## Exercise instructions
Extract, from the records beneath this instruction, each line that contains the word "plain".

## Input records
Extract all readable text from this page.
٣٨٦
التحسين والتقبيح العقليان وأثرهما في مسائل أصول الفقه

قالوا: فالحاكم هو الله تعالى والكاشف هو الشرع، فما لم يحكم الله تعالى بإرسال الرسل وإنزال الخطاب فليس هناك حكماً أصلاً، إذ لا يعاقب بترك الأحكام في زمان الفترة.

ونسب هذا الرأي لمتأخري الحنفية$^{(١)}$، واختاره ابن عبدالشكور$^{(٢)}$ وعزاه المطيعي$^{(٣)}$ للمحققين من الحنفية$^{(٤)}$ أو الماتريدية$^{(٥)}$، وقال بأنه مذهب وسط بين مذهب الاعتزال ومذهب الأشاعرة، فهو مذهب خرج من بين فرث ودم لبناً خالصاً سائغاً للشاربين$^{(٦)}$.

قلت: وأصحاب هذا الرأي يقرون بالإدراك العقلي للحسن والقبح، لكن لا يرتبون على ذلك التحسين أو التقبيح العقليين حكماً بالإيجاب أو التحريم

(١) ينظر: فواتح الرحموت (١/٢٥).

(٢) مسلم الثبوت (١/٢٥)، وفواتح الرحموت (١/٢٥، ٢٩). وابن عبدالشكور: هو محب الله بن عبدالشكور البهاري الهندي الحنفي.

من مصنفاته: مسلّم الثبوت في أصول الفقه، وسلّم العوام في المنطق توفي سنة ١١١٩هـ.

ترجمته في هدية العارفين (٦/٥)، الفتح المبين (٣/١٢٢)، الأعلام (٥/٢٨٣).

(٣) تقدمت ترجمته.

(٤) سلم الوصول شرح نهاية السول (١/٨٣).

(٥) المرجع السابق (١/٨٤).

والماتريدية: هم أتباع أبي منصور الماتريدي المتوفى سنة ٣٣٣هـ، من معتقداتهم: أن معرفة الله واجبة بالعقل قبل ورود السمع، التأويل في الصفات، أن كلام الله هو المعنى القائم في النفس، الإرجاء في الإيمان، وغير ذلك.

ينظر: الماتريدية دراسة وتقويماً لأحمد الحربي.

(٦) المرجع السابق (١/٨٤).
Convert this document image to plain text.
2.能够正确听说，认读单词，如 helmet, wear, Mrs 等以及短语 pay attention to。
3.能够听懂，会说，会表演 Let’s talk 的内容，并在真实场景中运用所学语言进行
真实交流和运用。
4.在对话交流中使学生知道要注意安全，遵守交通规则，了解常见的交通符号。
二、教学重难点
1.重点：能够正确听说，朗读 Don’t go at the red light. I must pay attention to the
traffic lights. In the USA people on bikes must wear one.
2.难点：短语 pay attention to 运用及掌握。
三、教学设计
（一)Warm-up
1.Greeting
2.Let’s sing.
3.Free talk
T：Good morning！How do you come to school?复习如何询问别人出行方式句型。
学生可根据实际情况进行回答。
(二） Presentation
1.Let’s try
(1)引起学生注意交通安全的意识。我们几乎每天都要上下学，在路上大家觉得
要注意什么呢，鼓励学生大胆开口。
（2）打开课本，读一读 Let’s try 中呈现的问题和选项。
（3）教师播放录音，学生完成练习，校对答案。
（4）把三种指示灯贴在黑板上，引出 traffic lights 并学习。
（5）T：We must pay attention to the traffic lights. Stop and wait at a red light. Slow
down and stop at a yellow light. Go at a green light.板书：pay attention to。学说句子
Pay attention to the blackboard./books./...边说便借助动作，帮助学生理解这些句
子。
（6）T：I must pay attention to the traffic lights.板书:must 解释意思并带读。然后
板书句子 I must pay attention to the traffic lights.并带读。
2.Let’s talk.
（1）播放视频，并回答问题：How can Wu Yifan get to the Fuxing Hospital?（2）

* * *

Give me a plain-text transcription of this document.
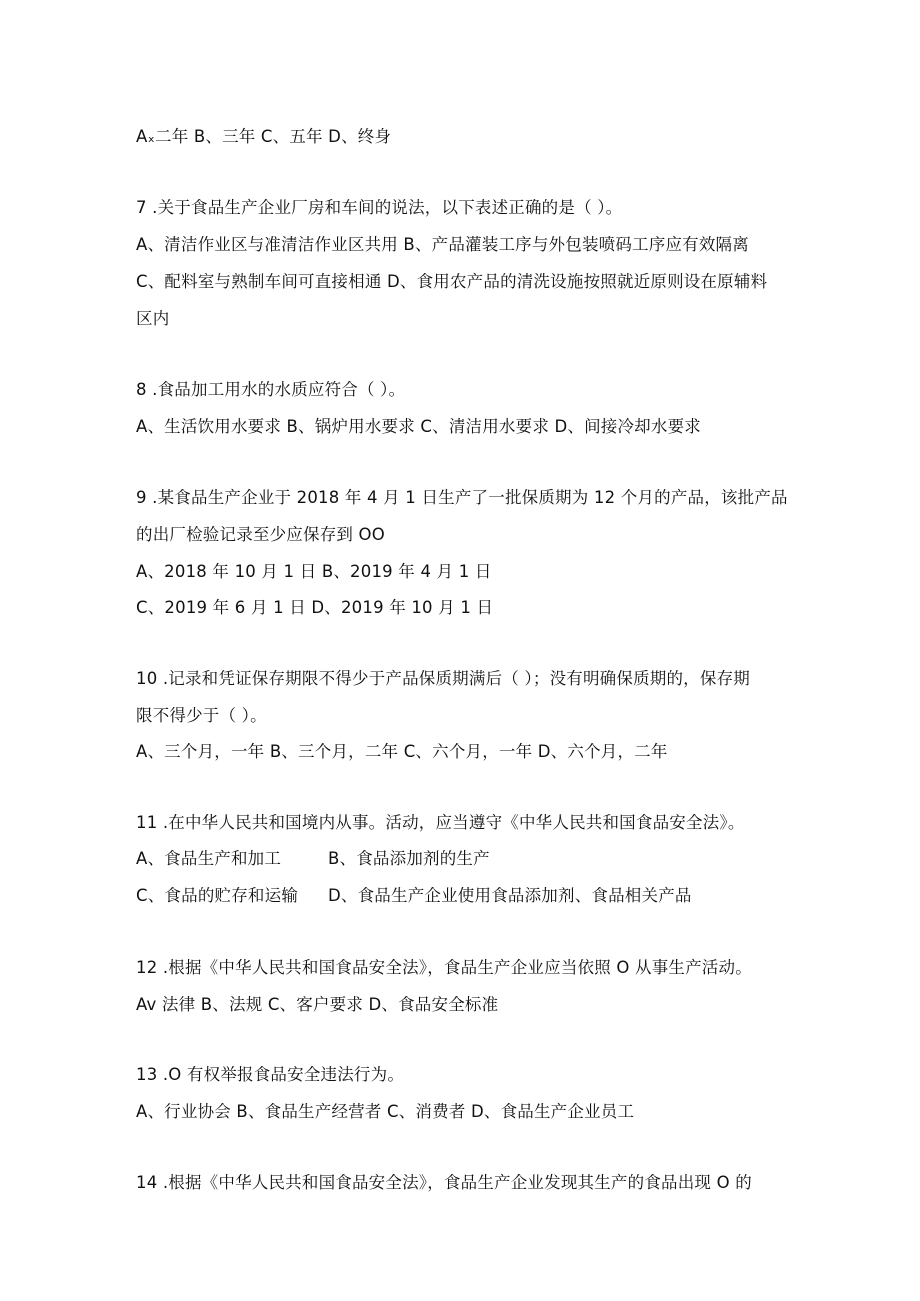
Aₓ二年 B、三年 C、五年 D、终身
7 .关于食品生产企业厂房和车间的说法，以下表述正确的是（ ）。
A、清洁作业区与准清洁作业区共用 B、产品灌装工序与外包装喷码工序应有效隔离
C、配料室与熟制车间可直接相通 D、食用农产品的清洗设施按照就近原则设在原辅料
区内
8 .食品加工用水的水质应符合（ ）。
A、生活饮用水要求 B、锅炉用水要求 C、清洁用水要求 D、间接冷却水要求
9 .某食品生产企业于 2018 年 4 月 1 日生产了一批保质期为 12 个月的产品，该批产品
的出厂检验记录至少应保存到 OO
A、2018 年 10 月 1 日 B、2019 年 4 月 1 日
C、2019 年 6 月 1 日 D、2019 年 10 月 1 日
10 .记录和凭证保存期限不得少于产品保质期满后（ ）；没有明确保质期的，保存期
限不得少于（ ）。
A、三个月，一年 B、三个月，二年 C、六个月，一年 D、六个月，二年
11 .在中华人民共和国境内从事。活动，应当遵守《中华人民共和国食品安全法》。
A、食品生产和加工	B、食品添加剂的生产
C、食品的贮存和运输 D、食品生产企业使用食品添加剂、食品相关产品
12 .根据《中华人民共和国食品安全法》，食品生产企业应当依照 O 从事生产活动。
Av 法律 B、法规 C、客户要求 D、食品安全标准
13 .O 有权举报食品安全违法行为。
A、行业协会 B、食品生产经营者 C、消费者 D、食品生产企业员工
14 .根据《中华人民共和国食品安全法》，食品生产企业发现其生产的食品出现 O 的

## Exercise response
Convert this document image to plain text.
Give me a plain-text transcription of this document.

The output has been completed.